(Data records)
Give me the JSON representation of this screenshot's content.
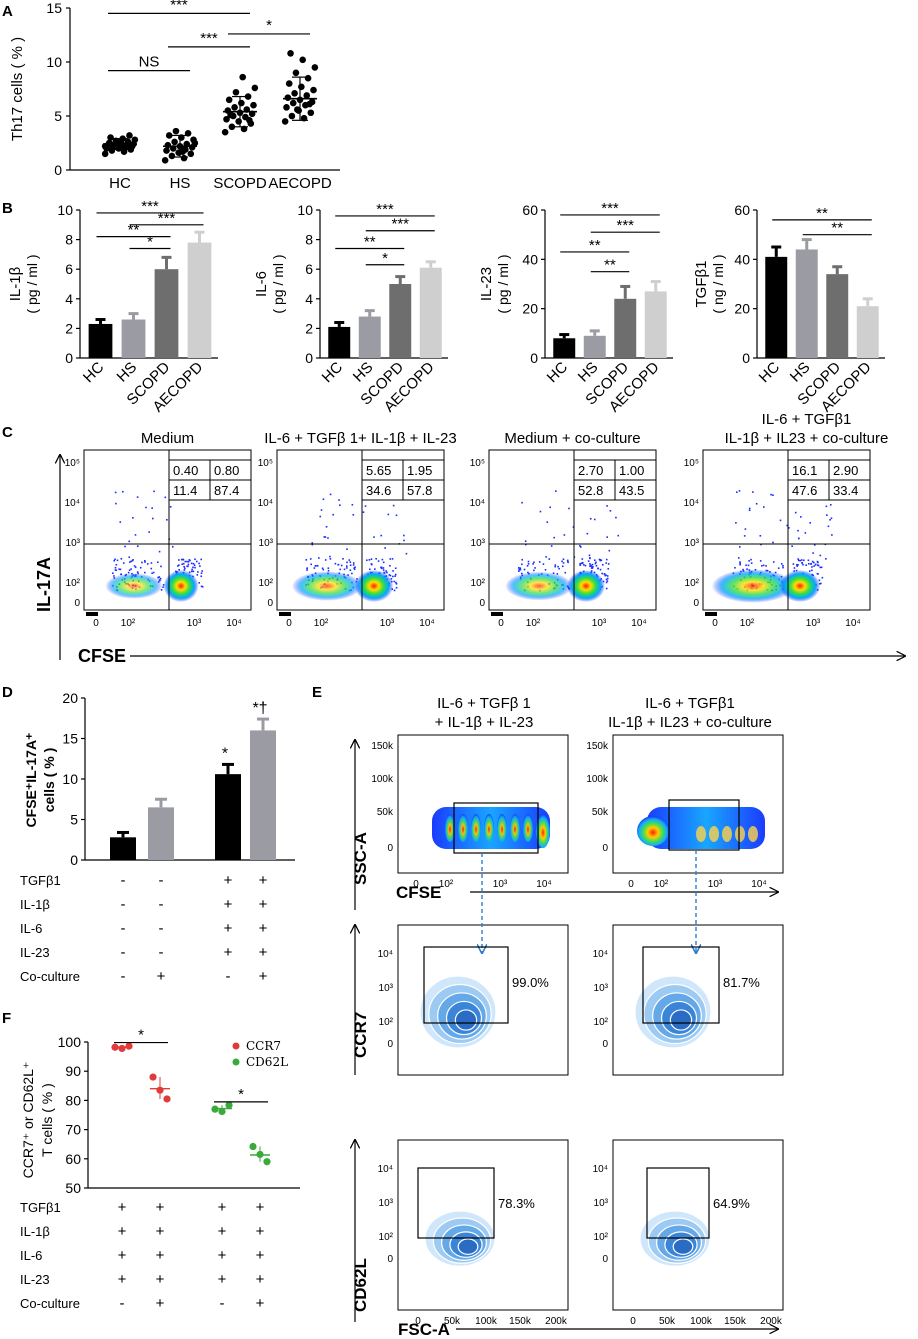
{
  "figure": {
    "panel_labels": [
      "A",
      "B",
      "C",
      "D",
      "E",
      "F"
    ]
  },
  "chart_data": [
    {
      "id": "A",
      "type": "scatter",
      "ylabel": "Th17 cells ( % )",
      "ylim": [
        0,
        15
      ],
      "yticks": [
        "0",
        "5",
        "10",
        "15"
      ],
      "categories": [
        "HC",
        "HS",
        "SCOPD",
        "AECOPD"
      ],
      "means": [
        2.4,
        2.2,
        5.4,
        6.6
      ],
      "sds": [
        0.5,
        1.0,
        1.4,
        2.0
      ],
      "points": [
        [
          1.5,
          1.7,
          1.8,
          1.9,
          2.0,
          2.0,
          2.1,
          2.1,
          2.2,
          2.2,
          2.3,
          2.3,
          2.4,
          2.4,
          2.5,
          2.5,
          2.6,
          2.7,
          2.8,
          2.9,
          3.0,
          3.2,
          2.6,
          2.2
        ],
        [
          0.9,
          1.1,
          1.3,
          1.5,
          1.6,
          1.8,
          1.9,
          2.0,
          2.1,
          2.2,
          2.3,
          2.4,
          2.6,
          2.8,
          3.0,
          3.2,
          3.4,
          3.6,
          2.5,
          1.7
        ],
        [
          3.5,
          3.8,
          4.0,
          4.3,
          4.5,
          4.7,
          4.9,
          5.0,
          5.2,
          5.3,
          5.5,
          5.6,
          5.8,
          6.0,
          6.2,
          6.5,
          6.8,
          7.2,
          7.6,
          8.6,
          5.1,
          4.6
        ],
        [
          4.5,
          4.8,
          5.0,
          5.3,
          5.5,
          5.8,
          6.0,
          6.2,
          6.3,
          6.5,
          6.7,
          6.9,
          7.1,
          7.4,
          7.7,
          8.0,
          8.5,
          9.0,
          9.5,
          10.2,
          10.8,
          6.1,
          5.6
        ]
      ],
      "significance": [
        {
          "from": 0,
          "to": 1,
          "label": "NS",
          "y": 9.2
        },
        {
          "from": 0,
          "to": 2,
          "label": "***",
          "y": 14.5
        },
        {
          "from": 1,
          "to": 2,
          "label": "***",
          "y": 11.4
        },
        {
          "from": 2,
          "to": 3,
          "label": "*",
          "y": 12.6
        }
      ]
    },
    {
      "id": "B1",
      "type": "bar",
      "ylabel": "IL-1β",
      "ylabel2": "( pg / ml )",
      "ylim": [
        0,
        10
      ],
      "yticks": [
        "0",
        "2",
        "4",
        "6",
        "8",
        "10"
      ],
      "categories": [
        "HC",
        "HS",
        "SCOPD",
        "AECOPD"
      ],
      "values": [
        2.3,
        2.6,
        6.0,
        7.8
      ],
      "errors": [
        0.3,
        0.4,
        0.8,
        0.7
      ],
      "colors": [
        "#000000",
        "#9b9ba4",
        "#6e6e6e",
        "#cfcfcf"
      ],
      "significance": [
        {
          "from": 0,
          "to": 3,
          "label": "***",
          "y": 9.8
        },
        {
          "from": 1,
          "to": 3,
          "label": "***",
          "y": 9.0
        },
        {
          "from": 0,
          "to": 2,
          "label": "**",
          "y": 8.2
        },
        {
          "from": 1,
          "to": 2,
          "label": "*",
          "y": 7.4
        }
      ]
    },
    {
      "id": "B2",
      "type": "bar",
      "ylabel": "IL-6",
      "ylabel2": "( pg / ml )",
      "ylim": [
        0,
        10
      ],
      "yticks": [
        "0",
        "2",
        "4",
        "6",
        "8",
        "10"
      ],
      "categories": [
        "HC",
        "HS",
        "SCOPD",
        "AECOPD"
      ],
      "values": [
        2.1,
        2.8,
        5.0,
        6.1
      ],
      "errors": [
        0.3,
        0.4,
        0.5,
        0.4
      ],
      "colors": [
        "#000000",
        "#9b9ba4",
        "#6e6e6e",
        "#cfcfcf"
      ],
      "significance": [
        {
          "from": 0,
          "to": 3,
          "label": "***",
          "y": 9.6
        },
        {
          "from": 1,
          "to": 3,
          "label": "***",
          "y": 8.6
        },
        {
          "from": 0,
          "to": 2,
          "label": "**",
          "y": 7.4
        },
        {
          "from": 1,
          "to": 2,
          "label": "*",
          "y": 6.3
        }
      ]
    },
    {
      "id": "B3",
      "type": "bar",
      "ylabel": "IL-23",
      "ylabel2": "( pg / ml )",
      "ylim": [
        0,
        60
      ],
      "yticks": [
        "0",
        "20",
        "40",
        "60"
      ],
      "categories": [
        "HC",
        "HS",
        "SCOPD",
        "AECOPD"
      ],
      "values": [
        8,
        9,
        24,
        27
      ],
      "errors": [
        1.5,
        2,
        5,
        4
      ],
      "colors": [
        "#000000",
        "#9b9ba4",
        "#6e6e6e",
        "#cfcfcf"
      ],
      "significance": [
        {
          "from": 0,
          "to": 3,
          "label": "***",
          "y": 58
        },
        {
          "from": 1,
          "to": 3,
          "label": "***",
          "y": 51
        },
        {
          "from": 0,
          "to": 2,
          "label": "**",
          "y": 43
        },
        {
          "from": 1,
          "to": 2,
          "label": "**",
          "y": 35
        }
      ]
    },
    {
      "id": "B4",
      "type": "bar",
      "ylabel": "TGFβ1",
      "ylabel2": "( ng / ml )",
      "ylim": [
        0,
        60
      ],
      "yticks": [
        "0",
        "20",
        "40",
        "60"
      ],
      "categories": [
        "HC",
        "HS",
        "SCOPD",
        "AECOPD"
      ],
      "values": [
        41,
        44,
        34,
        21
      ],
      "errors": [
        4,
        4,
        3,
        3
      ],
      "colors": [
        "#000000",
        "#9b9ba4",
        "#6e6e6e",
        "#cfcfcf"
      ],
      "significance": [
        {
          "from": 0,
          "to": 3,
          "label": "**",
          "y": 56
        },
        {
          "from": 1,
          "to": 3,
          "label": "**",
          "y": 50
        }
      ]
    },
    {
      "id": "D",
      "type": "bar",
      "ylabel": "CFSE⁺IL-17A⁺",
      "ylabel2": "cells ( % )",
      "ylim": [
        0,
        20
      ],
      "yticks": [
        "0",
        "5",
        "10",
        "15",
        "20"
      ],
      "values": [
        2.8,
        6.5,
        10.6,
        16.0
      ],
      "errors": [
        0.6,
        1.0,
        1.2,
        1.4
      ],
      "colors": [
        "#000000",
        "#9b9ba4",
        "#000000",
        "#9b9ba4"
      ],
      "bar_labels": [
        "",
        "",
        "*",
        "*†"
      ],
      "conditions": [
        {
          "name": "TGFβ1",
          "signs": [
            "-",
            "-",
            "+",
            "+"
          ]
        },
        {
          "name": "IL-1β",
          "signs": [
            "-",
            "-",
            "+",
            "+"
          ]
        },
        {
          "name": "IL-6",
          "signs": [
            "-",
            "-",
            "+",
            "+"
          ]
        },
        {
          "name": "IL-23",
          "signs": [
            "-",
            "-",
            "+",
            "+"
          ]
        },
        {
          "name": "Co-culture",
          "signs": [
            "-",
            "+",
            "-",
            "+"
          ]
        }
      ]
    },
    {
      "id": "F",
      "type": "scatter",
      "ylabel": "CCR7⁺ or CD62L⁺",
      "ylabel2": "T cells ( % )",
      "ylim": [
        50,
        100
      ],
      "yticks": [
        "50",
        "60",
        "70",
        "80",
        "90",
        "100"
      ],
      "legend": [
        {
          "name": "CCR7",
          "color": "#e03a3a"
        },
        {
          "name": "CD62L",
          "color": "#3aaa3a"
        }
      ],
      "groups": [
        {
          "series": "CCR7",
          "color": "#e03a3a",
          "values": [
            98.2,
            97.8,
            98.6
          ],
          "mean": 98.2
        },
        {
          "series": "CCR7",
          "color": "#e03a3a",
          "values": [
            88.0,
            83.5,
            80.5
          ],
          "mean": 84.0
        },
        {
          "series": "CD62L",
          "color": "#3aaa3a",
          "values": [
            77.0,
            76.2,
            78.4
          ],
          "mean": 77.2
        },
        {
          "series": "CD62L",
          "color": "#3aaa3a",
          "values": [
            64.2,
            61.5,
            59.0
          ],
          "mean": 61.3
        }
      ],
      "significance": [
        {
          "from": 0,
          "to": 1,
          "label": "*",
          "y": 99.8
        },
        {
          "from": 2,
          "to": 3,
          "label": "*",
          "y": 79.5
        }
      ],
      "conditions": [
        {
          "name": "TGFβ1",
          "signs": [
            "+",
            "+",
            "+",
            "+"
          ]
        },
        {
          "name": "IL-1β",
          "signs": [
            "+",
            "+",
            "+",
            "+"
          ]
        },
        {
          "name": "IL-6",
          "signs": [
            "+",
            "+",
            "+",
            "+"
          ]
        },
        {
          "name": "IL-23",
          "signs": [
            "+",
            "+",
            "+",
            "+"
          ]
        },
        {
          "name": "Co-culture",
          "signs": [
            "-",
            "+",
            "-",
            "+"
          ]
        }
      ]
    }
  ],
  "panel_c": {
    "y_axis_label": "IL-17A",
    "x_axis_label": "CFSE",
    "y_ticks": [
      "10⁵",
      "10⁴",
      "10³",
      "10²",
      "0"
    ],
    "x_ticks": [
      "0",
      "10²",
      "10³",
      "10⁴"
    ],
    "plots": [
      {
        "title1": "",
        "title2": "Medium",
        "q": [
          "0.40",
          "0.80",
          "11.4",
          "87.4"
        ],
        "density": [
          0.35,
          0.25
        ]
      },
      {
        "title1": "",
        "title2": "IL-6 + TGFβ 1+ IL-1β + IL-23",
        "q": [
          "5.65",
          "1.95",
          "34.6",
          "57.8"
        ],
        "density": [
          0.6,
          0.55
        ]
      },
      {
        "title1": "",
        "title2": "Medium + co-culture",
        "q": [
          "2.70",
          "1.00",
          "52.8",
          "43.5"
        ],
        "density": [
          0.55,
          0.5
        ]
      },
      {
        "title1": "IL-6 + TGFβ1",
        "title2": "IL-1β + IL23 + co-culture",
        "q": [
          "16.1",
          "2.90",
          "47.6",
          "33.4"
        ],
        "density": [
          0.85,
          0.7
        ]
      }
    ]
  },
  "panel_e": {
    "col_titles": [
      {
        "l1": "IL-6 + TGFβ 1",
        "l2": "+ IL-1β + IL-23"
      },
      {
        "l1": "IL-6 + TGFβ1",
        "l2": "IL-1β + IL23 + co-culture"
      }
    ],
    "ssc_label": "SSC-A",
    "cfse_label": "CFSE",
    "ccr7_label": "CCR7",
    "cd62l_label": "CD62L",
    "fsc_label": "FSC-A",
    "ssc_ticks": [
      "150k",
      "100k",
      "50k",
      "0"
    ],
    "cfse_ticks": [
      "0",
      "10²",
      "10³",
      "10⁴"
    ],
    "log_ticks": [
      "10⁴",
      "10³",
      "10²",
      "0"
    ],
    "fsc_ticks": [
      "0",
      "50k",
      "100k",
      "150k",
      "200k"
    ],
    "ccr7_pct": [
      "99.0%",
      "81.7%"
    ],
    "cd62l_pct": [
      "78.3%",
      "64.9%"
    ]
  }
}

**TASK TO COMPLETE:**
Looking at the entries above, work out how many lines include the word "culture" and reply with that number alone.

**RESULT OF THE EXERCISE:**
5